[start of Stored rows]

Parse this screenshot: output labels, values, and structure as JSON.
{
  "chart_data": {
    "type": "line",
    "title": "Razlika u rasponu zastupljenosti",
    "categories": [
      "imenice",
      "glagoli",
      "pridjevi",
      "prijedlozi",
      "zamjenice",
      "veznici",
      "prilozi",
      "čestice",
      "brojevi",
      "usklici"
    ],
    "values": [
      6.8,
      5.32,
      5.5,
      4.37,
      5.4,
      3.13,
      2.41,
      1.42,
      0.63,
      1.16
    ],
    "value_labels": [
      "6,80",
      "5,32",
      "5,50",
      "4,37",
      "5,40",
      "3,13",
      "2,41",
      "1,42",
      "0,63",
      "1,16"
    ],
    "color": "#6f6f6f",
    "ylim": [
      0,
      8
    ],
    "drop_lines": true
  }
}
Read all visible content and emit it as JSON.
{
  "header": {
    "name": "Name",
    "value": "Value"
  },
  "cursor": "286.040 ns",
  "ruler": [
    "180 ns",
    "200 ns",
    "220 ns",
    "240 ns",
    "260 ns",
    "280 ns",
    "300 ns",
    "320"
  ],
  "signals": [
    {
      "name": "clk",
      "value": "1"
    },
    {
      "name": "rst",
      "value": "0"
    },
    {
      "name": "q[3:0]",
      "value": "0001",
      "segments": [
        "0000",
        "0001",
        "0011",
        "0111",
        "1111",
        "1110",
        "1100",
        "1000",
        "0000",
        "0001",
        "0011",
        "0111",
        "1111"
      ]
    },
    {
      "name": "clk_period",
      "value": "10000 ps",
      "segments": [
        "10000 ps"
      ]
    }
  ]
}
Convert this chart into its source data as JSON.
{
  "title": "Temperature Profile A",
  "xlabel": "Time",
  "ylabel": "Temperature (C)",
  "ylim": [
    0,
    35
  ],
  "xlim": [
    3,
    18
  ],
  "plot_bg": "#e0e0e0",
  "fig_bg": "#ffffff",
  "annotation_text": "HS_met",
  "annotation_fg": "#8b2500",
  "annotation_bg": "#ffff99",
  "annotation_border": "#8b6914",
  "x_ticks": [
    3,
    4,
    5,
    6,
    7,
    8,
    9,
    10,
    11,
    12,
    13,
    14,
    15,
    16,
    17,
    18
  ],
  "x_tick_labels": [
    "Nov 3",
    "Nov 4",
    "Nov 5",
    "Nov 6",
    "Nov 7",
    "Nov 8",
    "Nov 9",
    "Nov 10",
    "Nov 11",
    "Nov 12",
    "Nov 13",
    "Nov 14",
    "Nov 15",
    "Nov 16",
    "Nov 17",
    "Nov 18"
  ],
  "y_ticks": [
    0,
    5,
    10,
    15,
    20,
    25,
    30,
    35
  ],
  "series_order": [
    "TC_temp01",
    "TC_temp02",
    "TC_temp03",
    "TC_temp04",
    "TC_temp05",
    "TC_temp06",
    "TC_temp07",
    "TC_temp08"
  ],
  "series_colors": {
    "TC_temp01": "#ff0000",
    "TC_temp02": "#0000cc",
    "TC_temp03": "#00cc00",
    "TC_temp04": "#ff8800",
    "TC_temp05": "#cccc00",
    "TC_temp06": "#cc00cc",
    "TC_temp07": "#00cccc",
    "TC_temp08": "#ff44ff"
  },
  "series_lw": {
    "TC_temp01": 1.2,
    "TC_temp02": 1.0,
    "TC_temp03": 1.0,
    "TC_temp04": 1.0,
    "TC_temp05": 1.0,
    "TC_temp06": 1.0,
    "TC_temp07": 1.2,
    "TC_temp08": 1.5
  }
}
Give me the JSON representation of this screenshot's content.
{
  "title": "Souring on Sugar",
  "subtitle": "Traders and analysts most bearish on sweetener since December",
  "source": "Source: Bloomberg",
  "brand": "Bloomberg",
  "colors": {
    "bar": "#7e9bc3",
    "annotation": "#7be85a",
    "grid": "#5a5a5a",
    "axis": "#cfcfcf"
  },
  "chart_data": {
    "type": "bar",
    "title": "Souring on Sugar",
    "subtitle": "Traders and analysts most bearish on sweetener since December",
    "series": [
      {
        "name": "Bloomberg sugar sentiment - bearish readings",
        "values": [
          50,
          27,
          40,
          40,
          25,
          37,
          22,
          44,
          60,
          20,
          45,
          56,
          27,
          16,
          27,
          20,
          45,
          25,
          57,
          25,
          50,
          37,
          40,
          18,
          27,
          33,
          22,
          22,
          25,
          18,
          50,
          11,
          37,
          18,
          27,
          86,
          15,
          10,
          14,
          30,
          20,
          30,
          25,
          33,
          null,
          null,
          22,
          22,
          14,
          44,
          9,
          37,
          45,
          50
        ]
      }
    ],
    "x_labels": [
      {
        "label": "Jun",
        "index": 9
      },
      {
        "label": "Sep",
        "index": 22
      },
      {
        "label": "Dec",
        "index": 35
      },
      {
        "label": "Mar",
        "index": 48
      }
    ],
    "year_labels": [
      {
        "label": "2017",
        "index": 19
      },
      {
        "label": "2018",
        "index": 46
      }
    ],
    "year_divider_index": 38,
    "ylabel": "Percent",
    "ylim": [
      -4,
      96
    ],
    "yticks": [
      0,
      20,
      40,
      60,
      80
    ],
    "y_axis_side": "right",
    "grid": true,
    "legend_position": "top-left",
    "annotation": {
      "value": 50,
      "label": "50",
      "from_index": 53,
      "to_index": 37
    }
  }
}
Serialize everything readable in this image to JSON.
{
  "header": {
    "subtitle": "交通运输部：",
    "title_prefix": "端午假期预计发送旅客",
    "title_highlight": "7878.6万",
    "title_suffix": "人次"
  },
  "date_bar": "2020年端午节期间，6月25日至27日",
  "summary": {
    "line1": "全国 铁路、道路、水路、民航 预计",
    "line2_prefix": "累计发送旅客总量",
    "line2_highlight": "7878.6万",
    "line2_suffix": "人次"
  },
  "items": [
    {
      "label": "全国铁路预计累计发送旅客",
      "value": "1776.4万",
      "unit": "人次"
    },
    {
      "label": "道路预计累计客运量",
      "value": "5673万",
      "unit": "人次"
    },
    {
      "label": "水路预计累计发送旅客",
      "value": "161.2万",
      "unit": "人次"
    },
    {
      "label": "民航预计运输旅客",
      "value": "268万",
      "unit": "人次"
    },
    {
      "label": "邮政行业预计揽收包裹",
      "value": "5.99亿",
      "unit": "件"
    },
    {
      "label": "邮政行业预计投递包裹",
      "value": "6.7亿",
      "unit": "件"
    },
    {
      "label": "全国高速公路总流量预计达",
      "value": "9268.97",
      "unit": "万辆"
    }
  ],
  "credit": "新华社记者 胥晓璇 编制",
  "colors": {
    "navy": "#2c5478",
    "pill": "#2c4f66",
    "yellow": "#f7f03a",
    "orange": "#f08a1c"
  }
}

[end of Stored rows]

Task requirements: Copy out every line that includes the word "most".

Worked answer:
  "subtitle": "Traders and analysts most bearish on sweetener since December",
    "subtitle": "Traders and analysts most bearish on sweetener since December",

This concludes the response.